## Problem description
Extract each line of the records below that contains the word "this".

Dataset records:

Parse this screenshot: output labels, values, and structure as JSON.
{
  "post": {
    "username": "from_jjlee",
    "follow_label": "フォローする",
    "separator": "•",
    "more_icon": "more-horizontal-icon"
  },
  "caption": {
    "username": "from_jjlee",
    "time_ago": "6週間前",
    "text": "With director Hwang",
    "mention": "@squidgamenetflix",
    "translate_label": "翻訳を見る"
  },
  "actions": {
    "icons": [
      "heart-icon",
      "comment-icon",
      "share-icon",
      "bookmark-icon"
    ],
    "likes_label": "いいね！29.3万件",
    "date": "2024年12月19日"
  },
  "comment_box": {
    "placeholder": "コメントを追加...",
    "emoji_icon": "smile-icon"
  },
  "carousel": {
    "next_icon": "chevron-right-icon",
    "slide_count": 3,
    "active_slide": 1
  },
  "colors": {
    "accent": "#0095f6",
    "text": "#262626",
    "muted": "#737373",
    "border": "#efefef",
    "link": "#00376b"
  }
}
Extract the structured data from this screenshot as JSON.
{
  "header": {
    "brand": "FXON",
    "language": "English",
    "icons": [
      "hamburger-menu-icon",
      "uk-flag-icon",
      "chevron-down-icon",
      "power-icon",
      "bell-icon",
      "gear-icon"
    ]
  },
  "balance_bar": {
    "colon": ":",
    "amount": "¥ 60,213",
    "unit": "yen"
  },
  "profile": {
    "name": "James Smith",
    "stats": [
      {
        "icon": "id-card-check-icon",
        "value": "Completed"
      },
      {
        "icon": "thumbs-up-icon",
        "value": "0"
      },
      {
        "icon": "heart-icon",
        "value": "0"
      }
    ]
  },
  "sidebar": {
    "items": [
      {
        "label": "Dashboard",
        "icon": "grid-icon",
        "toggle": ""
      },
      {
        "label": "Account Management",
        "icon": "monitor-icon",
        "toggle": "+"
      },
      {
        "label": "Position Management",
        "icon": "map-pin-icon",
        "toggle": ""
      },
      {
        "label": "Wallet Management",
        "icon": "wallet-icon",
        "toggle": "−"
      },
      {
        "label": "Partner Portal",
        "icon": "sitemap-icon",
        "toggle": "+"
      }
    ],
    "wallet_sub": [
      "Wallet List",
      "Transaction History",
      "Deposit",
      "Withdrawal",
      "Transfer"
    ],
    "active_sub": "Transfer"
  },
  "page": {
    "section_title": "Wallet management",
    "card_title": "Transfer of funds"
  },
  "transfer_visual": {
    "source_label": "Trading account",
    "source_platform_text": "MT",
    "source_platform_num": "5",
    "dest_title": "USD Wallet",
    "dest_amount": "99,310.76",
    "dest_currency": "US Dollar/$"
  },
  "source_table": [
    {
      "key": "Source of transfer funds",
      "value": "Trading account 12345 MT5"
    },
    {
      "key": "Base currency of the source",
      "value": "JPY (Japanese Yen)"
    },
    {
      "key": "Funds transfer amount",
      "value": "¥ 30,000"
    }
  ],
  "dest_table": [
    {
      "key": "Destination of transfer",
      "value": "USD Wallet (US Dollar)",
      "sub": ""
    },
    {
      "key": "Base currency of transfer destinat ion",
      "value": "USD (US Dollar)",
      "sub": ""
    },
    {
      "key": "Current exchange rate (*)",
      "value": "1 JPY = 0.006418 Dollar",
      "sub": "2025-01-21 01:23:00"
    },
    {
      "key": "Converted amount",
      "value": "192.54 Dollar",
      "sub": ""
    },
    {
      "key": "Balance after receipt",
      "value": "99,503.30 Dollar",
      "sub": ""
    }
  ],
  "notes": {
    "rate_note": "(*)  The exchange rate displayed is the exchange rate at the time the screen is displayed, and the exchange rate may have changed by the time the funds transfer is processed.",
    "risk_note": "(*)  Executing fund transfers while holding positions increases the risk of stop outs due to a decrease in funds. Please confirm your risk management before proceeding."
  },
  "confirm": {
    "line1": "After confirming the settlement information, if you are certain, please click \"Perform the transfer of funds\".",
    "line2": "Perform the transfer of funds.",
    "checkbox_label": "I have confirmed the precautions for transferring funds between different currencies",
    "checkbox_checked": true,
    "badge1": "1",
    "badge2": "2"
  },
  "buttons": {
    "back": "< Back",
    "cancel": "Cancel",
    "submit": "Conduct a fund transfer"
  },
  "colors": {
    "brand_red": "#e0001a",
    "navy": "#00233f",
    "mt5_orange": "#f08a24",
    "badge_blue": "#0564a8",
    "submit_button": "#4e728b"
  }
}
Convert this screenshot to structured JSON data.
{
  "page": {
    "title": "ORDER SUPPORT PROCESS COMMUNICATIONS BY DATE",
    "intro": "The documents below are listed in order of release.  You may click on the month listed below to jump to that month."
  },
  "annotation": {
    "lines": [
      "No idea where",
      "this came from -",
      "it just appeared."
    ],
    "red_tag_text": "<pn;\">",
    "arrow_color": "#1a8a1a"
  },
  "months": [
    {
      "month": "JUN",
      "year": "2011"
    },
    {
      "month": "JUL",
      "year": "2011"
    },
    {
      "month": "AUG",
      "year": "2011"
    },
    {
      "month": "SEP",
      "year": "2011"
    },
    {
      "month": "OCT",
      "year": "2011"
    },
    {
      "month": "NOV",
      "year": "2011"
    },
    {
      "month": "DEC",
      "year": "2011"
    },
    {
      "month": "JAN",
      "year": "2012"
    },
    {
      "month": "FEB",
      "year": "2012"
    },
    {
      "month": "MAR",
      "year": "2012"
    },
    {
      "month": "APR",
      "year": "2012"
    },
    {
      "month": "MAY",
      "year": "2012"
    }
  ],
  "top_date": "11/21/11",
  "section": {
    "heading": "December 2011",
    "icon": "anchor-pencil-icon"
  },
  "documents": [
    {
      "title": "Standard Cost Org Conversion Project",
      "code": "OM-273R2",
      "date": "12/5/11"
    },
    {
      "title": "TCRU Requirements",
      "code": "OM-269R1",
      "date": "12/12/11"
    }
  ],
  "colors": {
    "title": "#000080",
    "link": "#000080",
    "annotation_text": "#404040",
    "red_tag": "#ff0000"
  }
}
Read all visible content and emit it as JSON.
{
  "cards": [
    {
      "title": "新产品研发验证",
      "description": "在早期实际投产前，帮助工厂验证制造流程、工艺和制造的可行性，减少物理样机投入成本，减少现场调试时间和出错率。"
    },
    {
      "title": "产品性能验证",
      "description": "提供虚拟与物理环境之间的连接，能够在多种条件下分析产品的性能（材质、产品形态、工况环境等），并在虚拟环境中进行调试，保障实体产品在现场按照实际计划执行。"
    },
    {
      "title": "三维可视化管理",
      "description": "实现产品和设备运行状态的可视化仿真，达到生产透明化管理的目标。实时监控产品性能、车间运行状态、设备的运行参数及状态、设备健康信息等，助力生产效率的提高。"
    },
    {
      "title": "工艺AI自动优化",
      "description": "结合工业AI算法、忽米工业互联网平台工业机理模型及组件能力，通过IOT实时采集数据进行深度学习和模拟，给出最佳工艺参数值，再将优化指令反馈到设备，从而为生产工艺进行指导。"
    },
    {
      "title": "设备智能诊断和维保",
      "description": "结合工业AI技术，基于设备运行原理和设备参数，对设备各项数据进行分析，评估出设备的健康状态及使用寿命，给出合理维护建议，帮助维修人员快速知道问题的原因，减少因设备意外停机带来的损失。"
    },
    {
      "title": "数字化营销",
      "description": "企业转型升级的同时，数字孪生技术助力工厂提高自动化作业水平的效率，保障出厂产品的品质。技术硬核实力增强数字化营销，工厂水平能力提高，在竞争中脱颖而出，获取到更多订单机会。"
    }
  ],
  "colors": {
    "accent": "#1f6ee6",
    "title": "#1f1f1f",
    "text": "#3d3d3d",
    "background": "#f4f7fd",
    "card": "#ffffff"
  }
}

## Solved problem
Parse this screenshot: output labels, values, and structure as JSON.
Extract the structured data from this screenshot as JSON.
Convert this screenshot to structured JSON data.
      "this came from -",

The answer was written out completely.